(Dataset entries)
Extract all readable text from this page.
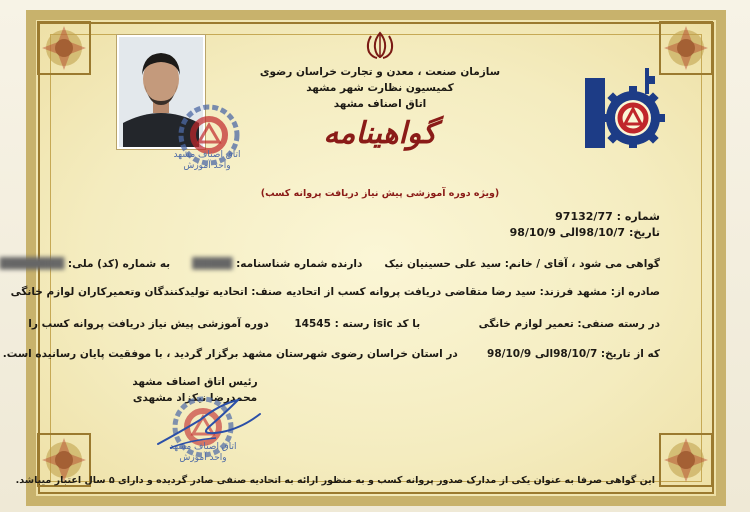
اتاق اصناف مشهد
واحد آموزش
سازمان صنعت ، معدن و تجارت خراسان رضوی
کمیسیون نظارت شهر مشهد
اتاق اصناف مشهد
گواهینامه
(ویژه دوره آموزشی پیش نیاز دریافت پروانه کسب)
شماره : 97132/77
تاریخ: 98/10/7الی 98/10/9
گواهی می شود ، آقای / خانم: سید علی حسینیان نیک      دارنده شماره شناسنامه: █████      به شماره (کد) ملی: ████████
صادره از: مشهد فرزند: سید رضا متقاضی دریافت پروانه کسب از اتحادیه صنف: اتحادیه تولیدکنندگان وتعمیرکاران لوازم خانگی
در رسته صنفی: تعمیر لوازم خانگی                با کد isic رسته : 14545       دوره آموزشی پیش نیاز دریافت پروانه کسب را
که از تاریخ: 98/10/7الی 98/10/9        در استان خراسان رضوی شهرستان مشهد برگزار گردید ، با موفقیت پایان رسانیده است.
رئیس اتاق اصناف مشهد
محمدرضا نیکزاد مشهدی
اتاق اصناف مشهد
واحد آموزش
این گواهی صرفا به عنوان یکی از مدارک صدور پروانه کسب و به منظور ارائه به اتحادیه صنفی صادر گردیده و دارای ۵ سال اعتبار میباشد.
...
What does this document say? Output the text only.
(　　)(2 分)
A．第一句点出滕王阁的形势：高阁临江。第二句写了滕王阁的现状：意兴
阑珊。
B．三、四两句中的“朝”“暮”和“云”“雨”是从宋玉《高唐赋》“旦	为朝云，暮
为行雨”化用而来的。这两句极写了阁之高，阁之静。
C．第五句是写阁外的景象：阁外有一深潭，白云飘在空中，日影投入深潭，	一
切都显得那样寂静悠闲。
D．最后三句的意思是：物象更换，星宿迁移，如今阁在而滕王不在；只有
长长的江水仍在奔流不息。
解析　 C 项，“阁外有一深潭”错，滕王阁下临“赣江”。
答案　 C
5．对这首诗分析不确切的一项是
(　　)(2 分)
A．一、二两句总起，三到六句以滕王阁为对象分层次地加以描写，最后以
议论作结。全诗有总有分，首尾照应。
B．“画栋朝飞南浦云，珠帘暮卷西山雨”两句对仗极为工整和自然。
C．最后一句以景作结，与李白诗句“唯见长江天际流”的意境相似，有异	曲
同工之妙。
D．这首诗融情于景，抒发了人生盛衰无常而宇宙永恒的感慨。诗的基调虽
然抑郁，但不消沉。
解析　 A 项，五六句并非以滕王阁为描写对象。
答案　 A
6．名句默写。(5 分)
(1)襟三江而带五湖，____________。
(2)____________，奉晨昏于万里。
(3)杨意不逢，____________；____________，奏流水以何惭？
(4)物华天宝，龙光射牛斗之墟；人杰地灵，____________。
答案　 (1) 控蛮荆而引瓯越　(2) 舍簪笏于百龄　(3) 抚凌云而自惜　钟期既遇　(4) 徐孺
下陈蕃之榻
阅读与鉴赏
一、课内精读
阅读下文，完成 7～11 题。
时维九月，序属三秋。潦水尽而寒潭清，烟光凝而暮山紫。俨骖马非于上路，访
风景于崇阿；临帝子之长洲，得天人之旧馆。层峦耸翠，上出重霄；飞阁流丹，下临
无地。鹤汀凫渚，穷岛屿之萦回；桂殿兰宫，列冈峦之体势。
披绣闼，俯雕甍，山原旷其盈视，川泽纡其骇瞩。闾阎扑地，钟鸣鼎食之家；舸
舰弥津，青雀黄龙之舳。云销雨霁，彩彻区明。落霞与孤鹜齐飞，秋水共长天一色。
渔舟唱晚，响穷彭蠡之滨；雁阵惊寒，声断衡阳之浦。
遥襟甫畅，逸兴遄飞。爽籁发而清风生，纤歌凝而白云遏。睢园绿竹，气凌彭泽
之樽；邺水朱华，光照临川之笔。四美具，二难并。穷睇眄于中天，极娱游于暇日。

Given problem. From the entries above, return each line with the word "دوره" in it.

The result.
(ویژه دوره آموزشی پیش نیاز دریافت پروانه کسب)
در رسته صنفی: تعمیر لوازم خانگی                با کد isic رسته : 14545       دوره آموزشی پیش نیاز دریافت پروانه کسب را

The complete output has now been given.